╔══
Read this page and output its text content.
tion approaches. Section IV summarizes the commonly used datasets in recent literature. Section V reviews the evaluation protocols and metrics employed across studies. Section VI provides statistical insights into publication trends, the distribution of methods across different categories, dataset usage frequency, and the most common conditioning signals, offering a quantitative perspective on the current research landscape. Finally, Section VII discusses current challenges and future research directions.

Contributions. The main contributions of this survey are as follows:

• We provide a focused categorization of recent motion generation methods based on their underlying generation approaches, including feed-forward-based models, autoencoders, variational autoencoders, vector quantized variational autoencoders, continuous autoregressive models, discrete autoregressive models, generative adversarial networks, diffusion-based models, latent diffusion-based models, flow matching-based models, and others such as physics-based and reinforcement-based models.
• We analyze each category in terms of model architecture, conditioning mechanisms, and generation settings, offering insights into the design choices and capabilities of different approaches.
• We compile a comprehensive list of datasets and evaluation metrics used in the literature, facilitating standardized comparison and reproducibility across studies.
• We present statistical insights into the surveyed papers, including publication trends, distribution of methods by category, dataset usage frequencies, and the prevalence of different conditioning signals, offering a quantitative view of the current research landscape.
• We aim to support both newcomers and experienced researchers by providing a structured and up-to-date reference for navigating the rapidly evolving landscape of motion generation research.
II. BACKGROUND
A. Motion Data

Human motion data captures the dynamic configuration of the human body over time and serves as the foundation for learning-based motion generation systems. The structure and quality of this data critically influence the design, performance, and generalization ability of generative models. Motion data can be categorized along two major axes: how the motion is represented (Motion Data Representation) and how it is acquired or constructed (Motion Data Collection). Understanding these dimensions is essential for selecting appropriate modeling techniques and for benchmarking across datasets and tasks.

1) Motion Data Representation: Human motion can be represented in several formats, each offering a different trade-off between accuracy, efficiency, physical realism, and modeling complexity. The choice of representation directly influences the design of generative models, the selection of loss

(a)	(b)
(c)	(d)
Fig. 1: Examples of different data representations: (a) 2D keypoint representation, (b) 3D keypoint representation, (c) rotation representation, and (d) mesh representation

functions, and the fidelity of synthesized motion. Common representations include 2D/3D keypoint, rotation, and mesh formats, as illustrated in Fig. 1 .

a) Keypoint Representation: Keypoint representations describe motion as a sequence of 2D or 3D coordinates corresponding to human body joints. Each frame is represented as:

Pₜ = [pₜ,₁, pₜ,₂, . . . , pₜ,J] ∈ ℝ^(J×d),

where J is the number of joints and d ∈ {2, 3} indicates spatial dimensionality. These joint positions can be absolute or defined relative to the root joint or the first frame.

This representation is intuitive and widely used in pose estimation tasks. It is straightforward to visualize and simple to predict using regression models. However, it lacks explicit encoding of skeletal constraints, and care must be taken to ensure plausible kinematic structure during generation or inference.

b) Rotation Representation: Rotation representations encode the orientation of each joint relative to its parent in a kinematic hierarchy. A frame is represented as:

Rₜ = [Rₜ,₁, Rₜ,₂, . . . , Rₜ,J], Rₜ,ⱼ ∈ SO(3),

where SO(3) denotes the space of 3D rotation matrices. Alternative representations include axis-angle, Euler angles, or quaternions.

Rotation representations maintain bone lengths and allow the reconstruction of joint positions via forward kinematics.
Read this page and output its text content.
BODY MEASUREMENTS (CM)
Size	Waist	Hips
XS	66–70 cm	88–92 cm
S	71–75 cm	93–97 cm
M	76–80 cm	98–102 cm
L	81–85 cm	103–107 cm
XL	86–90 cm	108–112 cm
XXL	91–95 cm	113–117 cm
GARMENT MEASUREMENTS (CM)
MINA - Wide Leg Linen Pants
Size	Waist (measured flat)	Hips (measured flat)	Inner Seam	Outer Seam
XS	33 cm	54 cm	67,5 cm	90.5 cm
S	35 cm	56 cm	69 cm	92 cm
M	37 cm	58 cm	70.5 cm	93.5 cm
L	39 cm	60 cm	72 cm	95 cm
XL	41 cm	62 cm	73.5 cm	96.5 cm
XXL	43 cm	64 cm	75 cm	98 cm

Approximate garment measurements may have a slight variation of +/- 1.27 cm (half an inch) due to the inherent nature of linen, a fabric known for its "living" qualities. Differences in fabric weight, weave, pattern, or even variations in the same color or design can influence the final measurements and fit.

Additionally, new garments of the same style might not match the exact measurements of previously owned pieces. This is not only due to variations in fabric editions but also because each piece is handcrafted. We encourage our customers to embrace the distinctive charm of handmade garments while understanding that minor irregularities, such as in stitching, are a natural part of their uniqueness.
╚══
Exercise prompt: Retype all of the material above with every character intact.

Final result:
Read this page and output its text content.
tion approaches. Section IV summarizes the commonly used datasets in recent literature. Section V reviews the evaluation protocols and metrics employed across studies. Section VI provides statistical insights into publication trends, the distribution of methods across different categories, dataset usage frequency, and the most common conditioning signals, offering a quantitative perspective on the current research landscape. Finally, Section VII discusses current challenges and future research directions.

Contributions. The main contributions of this survey are as follows:

• We provide a focused categorization of recent motion generation methods based on their underlying generation approaches, including feed-forward-based models, autoencoders, variational autoencoders, vector quantized variational autoencoders, continuous autoregressive models, discrete autoregressive models, generative adversarial networks, diffusion-based models, latent diffusion-based models, flow matching-based models, and others such as physics-based and reinforcement-based models.
• We analyze each category in terms of model architecture, conditioning mechanisms, and generation settings, offering insights into the design choices and capabilities of different approaches.
• We compile a comprehensive list of datasets and evaluation metrics used in the literature, facilitating standardized comparison and reproducibility across studies.
• We present statistical insights into the surveyed papers, including publication trends, distribution of methods by category, dataset usage frequencies, and the prevalence of different conditioning signals, offering a quantitative view of the current research landscape.
• We aim to support both newcomers and experienced researchers by providing a structured and up-to-date reference for navigating the rapidly evolving landscape of motion generation research.
II. BACKGROUND
A. Motion Data

Human motion data captures the dynamic configuration of the human body over time and serves as the foundation for learning-based motion generation systems. The structure and quality of this data critically influence the design, performance, and generalization ability of generative models. Motion data can be categorized along two major axes: how the motion is represented (Motion Data Representation) and how it is acquired or constructed (Motion Data Collection). Understanding these dimensions is essential for selecting appropriate modeling techniques and for benchmarking across datasets and tasks.

1) Motion Data Representation: Human motion can be represented in several formats, each offering a different trade-off between accuracy, efficiency, physical realism, and modeling complexity. The choice of representation directly influences the design of generative models, the selection of loss

(a)	(b)
(c)	(d)
Fig. 1: Examples of different data representations: (a) 2D keypoint representation, (b) 3D keypoint representation, (c) rotation representation, and (d) mesh representation

functions, and the fidelity of synthesized motion. Common representations include 2D/3D keypoint, rotation, and mesh formats, as illustrated in Fig. 1 .

a) Keypoint Representation: Keypoint representations describe motion as a sequence of 2D or 3D coordinates corresponding to human body joints. Each frame is represented as:

Pₜ = [pₜ,₁, pₜ,₂, . . . , pₜ,J] ∈ ℝ^(J×d),

where J is the number of joints and d ∈ {2, 3} indicates spatial dimensionality. These joint positions can be absolute or defined relative to the root joint or the first frame.

This representation is intuitive and widely used in pose estimation tasks. It is straightforward to visualize and simple to predict using regression models. However, it lacks explicit encoding of skeletal constraints, and care must be taken to ensure plausible kinematic structure during generation or inference.

b) Rotation Representation: Rotation representations encode the orientation of each joint relative to its parent in a kinematic hierarchy. A frame is represented as:

Rₜ = [Rₜ,₁, Rₜ,₂, . . . , Rₜ,J], Rₜ,ⱼ ∈ SO(3),

where SO(3) denotes the space of 3D rotation matrices. Alternative representations include axis-angle, Euler angles, or quaternions.

Rotation representations maintain bone lengths and allow the reconstruction of joint positions via forward kinematics.
Read this page and output its text content.
BODY MEASUREMENTS (CM)
Size	Waist	Hips
XS	66–70 cm	88–92 cm
S	71–75 cm	93–97 cm
M	76–80 cm	98–102 cm
L	81–85 cm	103–107 cm
XL	86–90 cm	108–112 cm
XXL	91–95 cm	113–117 cm
GARMENT MEASUREMENTS (CM)
MINA - Wide Leg Linen Pants
Size	Waist (measured flat)	Hips (measured flat)	Inner Seam	Outer Seam
XS	33 cm	54 cm	67,5 cm	90.5 cm
S	35 cm	56 cm	69 cm	92 cm
M	37 cm	58 cm	70.5 cm	93.5 cm
L	39 cm	60 cm	72 cm	95 cm
XL	41 cm	62 cm	73.5 cm	96.5 cm
XXL	43 cm	64 cm	75 cm	98 cm

Approximate garment measurements may have a slight variation of +/- 1.27 cm (half an inch) due to the inherent nature of linen, a fabric known for its "living" qualities. Differences in fabric weight, weave, pattern, or even variations in the same color or design can influence the final measurements and fit.

Additionally, new garments of the same style might not match the exact measurements of previously owned pieces. This is not only due to variations in fabric editions but also because each piece is handcrafted. We encourage our customers to embrace the distinctive charm of handmade garments while understanding that minor irregularities, such as in stitching, are a natural part of their uniqueness.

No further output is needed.